** Supplied records **
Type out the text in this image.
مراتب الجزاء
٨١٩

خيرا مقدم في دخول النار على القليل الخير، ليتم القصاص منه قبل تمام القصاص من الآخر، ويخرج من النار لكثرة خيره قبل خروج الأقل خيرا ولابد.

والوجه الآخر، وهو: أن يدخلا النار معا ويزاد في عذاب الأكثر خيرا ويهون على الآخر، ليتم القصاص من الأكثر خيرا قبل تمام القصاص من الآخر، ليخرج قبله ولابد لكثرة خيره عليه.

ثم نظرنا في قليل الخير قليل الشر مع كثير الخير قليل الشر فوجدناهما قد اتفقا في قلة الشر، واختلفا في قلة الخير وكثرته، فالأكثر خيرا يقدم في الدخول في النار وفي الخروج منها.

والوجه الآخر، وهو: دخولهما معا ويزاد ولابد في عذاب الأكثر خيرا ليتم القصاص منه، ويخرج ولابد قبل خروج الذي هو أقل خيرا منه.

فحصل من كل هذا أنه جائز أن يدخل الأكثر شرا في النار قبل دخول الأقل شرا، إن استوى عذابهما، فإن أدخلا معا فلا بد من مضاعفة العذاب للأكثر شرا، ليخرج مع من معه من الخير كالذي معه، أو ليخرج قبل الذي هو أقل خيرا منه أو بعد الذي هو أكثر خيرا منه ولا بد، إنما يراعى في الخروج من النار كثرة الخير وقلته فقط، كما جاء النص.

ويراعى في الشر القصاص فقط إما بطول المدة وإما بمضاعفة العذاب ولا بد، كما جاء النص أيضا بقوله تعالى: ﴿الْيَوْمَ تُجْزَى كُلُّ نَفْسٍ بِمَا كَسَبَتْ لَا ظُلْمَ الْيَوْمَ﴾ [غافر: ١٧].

** Task goal **
Write every entry out again exactly.

** Solution to the exercise **
Type out the text in this image.
مراتب الجزاء
٨١٩

خيرا مقدم في دخول النار على القليل الخير، ليتم القصاص منه قبل تمام القصاص من الآخر، ويخرج من النار لكثرة خيره قبل خروج الأقل خيرا ولابد.

والوجه الآخر، وهو: أن يدخلا النار معا ويزاد في عذاب الأكثر خيرا ويهون على الآخر، ليتم القصاص من الأكثر خيرا قبل تمام القصاص من الآخر، ليخرج قبله ولابد لكثرة خيره عليه.

ثم نظرنا في قليل الخير قليل الشر مع كثير الخير قليل الشر فوجدناهما قد اتفقا في قلة الشر، واختلفا في قلة الخير وكثرته، فالأكثر خيرا يقدم في الدخول في النار وفي الخروج منها.

والوجه الآخر، وهو: دخولهما معا ويزاد ولابد في عذاب الأكثر خيرا ليتم القصاص منه، ويخرج ولابد قبل خروج الذي هو أقل خيرا منه.

فحصل من كل هذا أنه جائز أن يدخل الأكثر شرا في النار قبل دخول الأقل شرا، إن استوى عذابهما، فإن أدخلا معا فلا بد من مضاعفة العذاب للأكثر شرا، ليخرج مع من معه من الخير كالذي معه، أو ليخرج قبل الذي هو أقل خيرا منه أو بعد الذي هو أكثر خيرا منه ولا بد، إنما يراعى في الخروج من النار كثرة الخير وقلته فقط، كما جاء النص.

ويراعى في الشر القصاص فقط إما بطول المدة وإما بمضاعفة العذاب ولا بد، كما جاء النص أيضا بقوله تعالى: ﴿الْيَوْمَ تُجْزَى كُلُّ نَفْسٍ بِمَا كَسَبَتْ لَا ظُلْمَ الْيَوْمَ﴾ [غافر: ١٧].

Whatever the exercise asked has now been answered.